— Given passage —
English 232                                                                                                                                                          Martin Rosenstock

 

 

Gordon S. Wood. The American Revolution, The Creation of the American Republic

 

The American Revolution is inextricably linked to the idea of Republicanism. All manifest reasons for the outbreak of hostilities, such as end to the policy of ‘salutary neglect’ on the side of the British after the Peace of Paris in 1763, the enforcement of the Proclamation Line, or the endless back and forth of new taxes or duties and civic resistance, all these bones of contention set aside, the eruption of the War of Independence cannot be understood without a grasp of its ideological backdrop and intellectual underpinnings as embodied in the concept of Republicanism; nor can its effects be gauged without a knowledge of the energizing belief-system that drove it.

            Strangely enough it may seem for such a powerful discourse, and despite the monolithic forcefulness the word seems to evoke, Republicanism in its modern form weaves together a multiplicity of principles, notions and sentiments, but also of anxieties and misgivings. It is only logical then that the effects this policital creed triggered in reality were sometimes inconsistent with the propounded body of ideas and themselves remained subject to nagging questions.

            The Puritans building their ‘city upon a hill’ looked back to the trials of the children of Israel as related in the Old Testament for typological prefigurations of the present challenges they had to surmount, the intellectual trail-blazers of the Revolution harked back to classical antiquity. As Gordon Wood remarks in The Creation of the American Republic (1969):

 

For Americans the mid-eighteenth century was truly a neo-classical age – the high point of their classical period. At one time or another almost every Whig patriot took or was given the name of an ancient republican hero, and classical references and allusions run through much of the colonists’ writings, both public and private. (49)

 

The patriots took the republics of Athens and Rome as models of virtuousness and spiritual rectitude and conceptualized them as standing in stark contrast to the corrupt and depraved oligarchies and monarchies into which they degenerated. Transposed onto their own time, they frequently viewed themselves as the rightful heirs to these original republics and the monarchical power that wielded the colonial sceptre as a double of antique tyranical regimes, which was also venal and morally debased into the bargain.

            This of course did not hinder them from employing ideas that had originated in Europe and especially in England as arguments for their political aim of self-government. Most prominent among the long list of European luminaries who came to be godfathers of the new American Republic is perhaps John Locke whose Essay Concerning Human Understanding (1690) by pointing out, as Woods puts it, that “only education and cultivation separated one man from another” (A R, 102) paved the way to an egalitarian view of human beings and whose concept of a social contract as laid down in his Second Treatise on Civil Government (1690 (?)) became increasingly important after the Declaration of Independence when “Americans needed some contractual analogy to explain their evolving relationships among themselves and with the state.” (C A R, 283)

— Annotated element entries —
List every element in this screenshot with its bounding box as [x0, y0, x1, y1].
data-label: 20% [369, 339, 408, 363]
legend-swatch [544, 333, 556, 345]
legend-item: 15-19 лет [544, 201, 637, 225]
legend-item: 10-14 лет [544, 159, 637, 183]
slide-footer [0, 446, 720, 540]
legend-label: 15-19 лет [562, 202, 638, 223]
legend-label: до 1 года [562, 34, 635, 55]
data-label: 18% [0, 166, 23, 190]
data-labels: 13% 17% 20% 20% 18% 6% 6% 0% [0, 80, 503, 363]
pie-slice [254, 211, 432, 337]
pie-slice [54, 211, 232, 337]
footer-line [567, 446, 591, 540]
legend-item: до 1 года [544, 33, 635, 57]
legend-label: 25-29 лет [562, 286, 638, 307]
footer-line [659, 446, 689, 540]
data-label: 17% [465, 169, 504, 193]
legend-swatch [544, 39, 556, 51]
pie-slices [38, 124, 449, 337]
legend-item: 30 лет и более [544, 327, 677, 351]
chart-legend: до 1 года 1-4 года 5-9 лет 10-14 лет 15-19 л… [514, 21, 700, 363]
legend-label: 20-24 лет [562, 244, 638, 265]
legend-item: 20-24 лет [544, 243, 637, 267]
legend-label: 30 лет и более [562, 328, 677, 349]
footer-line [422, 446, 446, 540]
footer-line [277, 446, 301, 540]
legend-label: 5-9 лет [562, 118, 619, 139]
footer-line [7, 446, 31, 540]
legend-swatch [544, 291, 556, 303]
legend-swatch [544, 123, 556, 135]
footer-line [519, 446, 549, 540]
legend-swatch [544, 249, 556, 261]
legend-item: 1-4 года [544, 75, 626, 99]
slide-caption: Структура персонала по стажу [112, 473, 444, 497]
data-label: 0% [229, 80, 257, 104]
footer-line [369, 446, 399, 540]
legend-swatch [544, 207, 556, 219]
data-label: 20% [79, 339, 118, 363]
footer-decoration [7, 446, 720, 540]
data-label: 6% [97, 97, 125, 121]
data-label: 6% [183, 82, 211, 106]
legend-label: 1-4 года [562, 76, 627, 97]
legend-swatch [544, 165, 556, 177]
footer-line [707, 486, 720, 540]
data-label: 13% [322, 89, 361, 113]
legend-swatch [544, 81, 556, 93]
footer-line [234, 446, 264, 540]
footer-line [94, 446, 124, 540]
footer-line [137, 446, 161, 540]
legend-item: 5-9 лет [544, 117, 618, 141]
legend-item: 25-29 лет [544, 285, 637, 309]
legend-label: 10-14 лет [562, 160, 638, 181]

— Given task 1 —
Answer these questions using the essay on Republicanism:
(a) Which two ancient republics did the patriots take as models of virtuousness?
(b) In what year was The Creation of the American Republic published?
(c) Which European thinker does the essay name as perhaps the most prominent godfather of the new American Republic?
— Given task 2 —
Decide whether each statement agrees with the essay on Republicanism. Answer yes or no, and quote the words from the essay that decide it.
(a) The Puritans looked to classical antiquity for prefigurations of their present challenges.
(b) Wood describes the mid-eighteenth century as the high point of the Americans' classical period.
(c) Locke's concept of a social contract became less important after the Declaration of Independence.
The listing has no connection to the essay on Republicanism.

— Worked solution 1 —
(a) Athens and Rome
(b) 1969
(c) John Locke

— Worked solution 2 —
(a) No: "looked back to the trials of the children of Israel as related in the Old Testament"
(b) Yes: "For Americans the mid-eighteenth century was truly a neo-classical age – the high point of their classical period."
(c) No: "became increasingly important after the Declaration of Independence"